• [Set of tasks]
[1] In the passage on CRM use and sales qualities, why does having empathy not necessarily mean being sympathetic? Answer in one to three sentences.
[2] Rewrite the paragraph beginning "The second of the basic qualities" from the passage on CRM use and sales qualities as a short bulleted list, keeping its main facts.
[3] Carry on the passage on CRM use and what makes a good salesperson, starting after its final sentence.

• [Passage shown]
In a recent study by the Alexander Group, Inc, more than half of the companies surveyed had a major re-launch of their CRM in the past four years. Why? Most companies in the study only used their application for contact, activity and account and opportunity management. Only 42% were using the CRM application for pipeline management. Why? Do we need more best practices on driving usage? Measuring adoption? No, let’s try a fresh approach.
For this fresh approach let’s look at What Makes a Good Sales Person. In this 2006 HBR article, David Mayer and Herbert Greenberg embark on seven years of field research in this area to improve sales selection. They gained insights into the basic characteristics necessary for a salesman to be able to sell successfully. The findings: that a good salesman must have at least two basic qualities: empathy and ego drive.
Ability to feel
Empathy, the important central ability to feel as the other fellow does in order to be able to sell him a product or service, is a key characteristic. Having empathy does not necessarily mean being sympathetic. One can know what the other fellow feels without agreeing with that feeling. But a salesman simply cannot sell well without the invaluable and irreplaceable ability to get powerful feedback from the client through empathy.
Need to conquer
The second of the basic qualities absolutely needed to sell well is a particular kind of ego drive that makes the salesperson want and need to make the sale in a personal or ego way, not merely for the money to be gained. He needs to believe he has to make the sale: the customer is there to help him fulfill his personal need. In effect, to the top salesperson, the sale—the conquest—provides a powerful means of enhancing the ego. His or her self-picture improves dramatically by virtue of conquest and diminishes with failure.

• [Data for review]
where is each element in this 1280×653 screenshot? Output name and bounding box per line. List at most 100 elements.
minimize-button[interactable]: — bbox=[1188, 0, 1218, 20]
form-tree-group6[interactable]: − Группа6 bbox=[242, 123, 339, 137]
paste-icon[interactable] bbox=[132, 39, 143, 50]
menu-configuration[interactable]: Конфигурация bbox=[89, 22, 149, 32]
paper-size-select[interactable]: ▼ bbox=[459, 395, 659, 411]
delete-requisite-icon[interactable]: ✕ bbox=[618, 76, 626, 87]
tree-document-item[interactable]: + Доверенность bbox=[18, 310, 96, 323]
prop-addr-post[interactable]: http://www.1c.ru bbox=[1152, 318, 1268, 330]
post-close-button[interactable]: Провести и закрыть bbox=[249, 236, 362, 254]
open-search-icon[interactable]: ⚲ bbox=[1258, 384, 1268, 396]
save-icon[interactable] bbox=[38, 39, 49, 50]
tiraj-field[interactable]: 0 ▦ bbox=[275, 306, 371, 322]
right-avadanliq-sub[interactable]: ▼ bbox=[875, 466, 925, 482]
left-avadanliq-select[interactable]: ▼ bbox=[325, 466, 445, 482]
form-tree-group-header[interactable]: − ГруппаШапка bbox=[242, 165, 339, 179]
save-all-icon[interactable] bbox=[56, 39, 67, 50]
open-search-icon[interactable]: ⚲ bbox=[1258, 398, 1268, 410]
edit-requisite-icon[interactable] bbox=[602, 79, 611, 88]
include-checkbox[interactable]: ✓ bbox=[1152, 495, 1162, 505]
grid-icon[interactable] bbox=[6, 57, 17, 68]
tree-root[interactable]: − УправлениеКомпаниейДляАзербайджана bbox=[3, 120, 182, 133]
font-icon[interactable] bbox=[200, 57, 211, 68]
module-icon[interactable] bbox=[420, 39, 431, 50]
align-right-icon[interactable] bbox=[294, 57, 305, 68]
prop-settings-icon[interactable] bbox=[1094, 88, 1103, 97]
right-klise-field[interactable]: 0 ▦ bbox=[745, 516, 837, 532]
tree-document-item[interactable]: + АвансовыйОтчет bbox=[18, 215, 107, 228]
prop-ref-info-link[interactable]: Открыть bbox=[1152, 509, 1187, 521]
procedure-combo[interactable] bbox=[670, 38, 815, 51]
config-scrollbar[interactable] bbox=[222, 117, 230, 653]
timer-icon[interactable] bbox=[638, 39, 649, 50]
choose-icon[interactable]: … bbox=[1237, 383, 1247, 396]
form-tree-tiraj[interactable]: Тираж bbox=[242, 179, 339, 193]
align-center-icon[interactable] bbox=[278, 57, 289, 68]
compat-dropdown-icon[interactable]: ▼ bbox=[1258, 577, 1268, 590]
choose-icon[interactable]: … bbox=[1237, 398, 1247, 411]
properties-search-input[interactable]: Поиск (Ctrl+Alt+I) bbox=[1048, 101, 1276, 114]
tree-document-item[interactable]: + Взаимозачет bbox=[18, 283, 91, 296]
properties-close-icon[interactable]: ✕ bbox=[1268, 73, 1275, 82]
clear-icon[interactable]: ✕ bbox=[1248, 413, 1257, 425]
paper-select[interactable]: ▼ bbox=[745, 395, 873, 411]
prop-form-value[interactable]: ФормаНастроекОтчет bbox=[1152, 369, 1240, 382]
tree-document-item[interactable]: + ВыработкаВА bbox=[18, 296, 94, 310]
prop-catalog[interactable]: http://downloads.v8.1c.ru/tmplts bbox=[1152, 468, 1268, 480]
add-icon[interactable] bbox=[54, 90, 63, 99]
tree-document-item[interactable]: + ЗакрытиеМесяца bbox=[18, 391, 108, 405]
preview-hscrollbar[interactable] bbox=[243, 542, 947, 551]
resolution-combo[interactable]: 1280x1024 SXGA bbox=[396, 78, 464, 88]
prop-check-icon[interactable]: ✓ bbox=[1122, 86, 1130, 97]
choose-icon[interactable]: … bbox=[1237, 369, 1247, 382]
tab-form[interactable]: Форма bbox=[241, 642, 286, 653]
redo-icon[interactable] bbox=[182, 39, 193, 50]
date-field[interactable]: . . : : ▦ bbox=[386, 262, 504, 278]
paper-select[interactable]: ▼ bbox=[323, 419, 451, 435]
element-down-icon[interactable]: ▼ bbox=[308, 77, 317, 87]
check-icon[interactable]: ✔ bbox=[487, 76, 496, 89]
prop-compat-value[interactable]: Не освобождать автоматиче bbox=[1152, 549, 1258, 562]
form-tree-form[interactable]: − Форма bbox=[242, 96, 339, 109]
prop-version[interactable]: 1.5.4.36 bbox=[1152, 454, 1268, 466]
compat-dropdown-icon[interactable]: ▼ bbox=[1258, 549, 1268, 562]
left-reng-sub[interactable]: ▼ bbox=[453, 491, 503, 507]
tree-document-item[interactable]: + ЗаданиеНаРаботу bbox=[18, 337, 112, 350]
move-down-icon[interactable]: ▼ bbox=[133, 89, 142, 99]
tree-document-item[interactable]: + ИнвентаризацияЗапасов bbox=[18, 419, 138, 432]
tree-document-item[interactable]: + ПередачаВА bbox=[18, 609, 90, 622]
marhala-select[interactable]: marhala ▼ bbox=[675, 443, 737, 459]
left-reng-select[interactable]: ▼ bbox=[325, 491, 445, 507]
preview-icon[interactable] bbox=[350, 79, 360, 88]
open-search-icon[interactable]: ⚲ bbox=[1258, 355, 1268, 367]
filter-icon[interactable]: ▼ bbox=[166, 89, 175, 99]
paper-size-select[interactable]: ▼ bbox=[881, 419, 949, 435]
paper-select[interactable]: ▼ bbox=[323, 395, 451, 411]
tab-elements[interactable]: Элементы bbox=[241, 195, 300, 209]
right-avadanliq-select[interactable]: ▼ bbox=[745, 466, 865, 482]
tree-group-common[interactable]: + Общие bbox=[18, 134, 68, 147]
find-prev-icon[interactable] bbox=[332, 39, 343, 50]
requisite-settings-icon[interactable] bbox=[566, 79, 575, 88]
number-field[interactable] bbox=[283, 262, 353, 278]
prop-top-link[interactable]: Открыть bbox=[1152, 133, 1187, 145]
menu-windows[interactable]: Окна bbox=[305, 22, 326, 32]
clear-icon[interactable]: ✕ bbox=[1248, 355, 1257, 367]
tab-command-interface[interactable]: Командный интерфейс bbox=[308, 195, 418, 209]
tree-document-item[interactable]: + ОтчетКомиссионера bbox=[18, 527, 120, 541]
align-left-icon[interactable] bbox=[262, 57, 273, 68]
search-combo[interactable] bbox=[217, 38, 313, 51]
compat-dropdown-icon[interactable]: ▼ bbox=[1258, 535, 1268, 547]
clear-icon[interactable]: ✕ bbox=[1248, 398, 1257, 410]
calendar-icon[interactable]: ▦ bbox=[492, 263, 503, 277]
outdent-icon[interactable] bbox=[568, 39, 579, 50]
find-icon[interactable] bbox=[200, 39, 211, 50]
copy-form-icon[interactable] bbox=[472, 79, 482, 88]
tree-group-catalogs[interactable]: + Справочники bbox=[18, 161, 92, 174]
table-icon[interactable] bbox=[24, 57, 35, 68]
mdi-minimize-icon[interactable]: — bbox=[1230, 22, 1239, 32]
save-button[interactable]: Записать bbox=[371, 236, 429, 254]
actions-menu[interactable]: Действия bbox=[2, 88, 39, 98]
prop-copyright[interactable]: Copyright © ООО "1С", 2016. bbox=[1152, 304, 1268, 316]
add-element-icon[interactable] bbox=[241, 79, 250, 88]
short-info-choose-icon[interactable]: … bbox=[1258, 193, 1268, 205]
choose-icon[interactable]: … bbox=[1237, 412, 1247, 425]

• [Responses]
[1] Empathy means knowing what the other person feels, and one can know that without agreeing with the feeling. Sympathy is therefore not required for empathy.

[2]
- Ego drive is the second basic quality needed to sell well.
- It makes the salesperson want and need the sale personally, not only for the money.
- The salesperson believes he has to make the sale and sees the customer as there to fulfill his personal need.
- For the top salesperson, the sale is a conquest that enhances the ego.
- Self-image rises sharply with conquest and falls with failure.

[3]
While this is an older study and a lot has changed in business over the past four years, these synergistic qualities are an age-old success component in top performers. Consider how someone strong in these competencies feels about your CRM system. Your installation is likely the most clinical, sanitized view of sales activities. From a people perspective, you have places for contact info, but does you system really house any information that humanizes that buyer and makes it a place for a highly empathetic individual to enjoy interacting? Probably not.
Now, let’s think about how your system reinforces the ego drive, the competition of the sales process. Does it celebrate winning? Not many do.
You can fix both issues easily and make your instance of CRM a more human tool that reinforces winning. In this day of social media, you know a lot about all the contacts and companies you are working with. A simple tool like OneSource iSell or Inside View can harness all the personal and business information you need. Think about your CRM being the source to learn about the breaking news from a target prospect along with personal info from Twitter, LinkedIn and Facebook. Now your CRM has a human element that is appealing to the highly empathetic seller.
How about celebrating the wins and driving ego? This isn’t about clip art of champagne bottles dancing across the screen. You can leverage dashboards and metrics to show sales people how they are performing, how they stack up against others and when they are beating their goals. Linking your CRM to a portal like SAVO will allow you to promote your top performers’ stories and spread their ideas, encouraging the ego.
These are just a couple ideas to make your CRM better appeal to the seller with strong empathy skills and high ego drive. Adoption of CRM is always a carrot and stick quandary, these are two carrots I believe are rarely considered.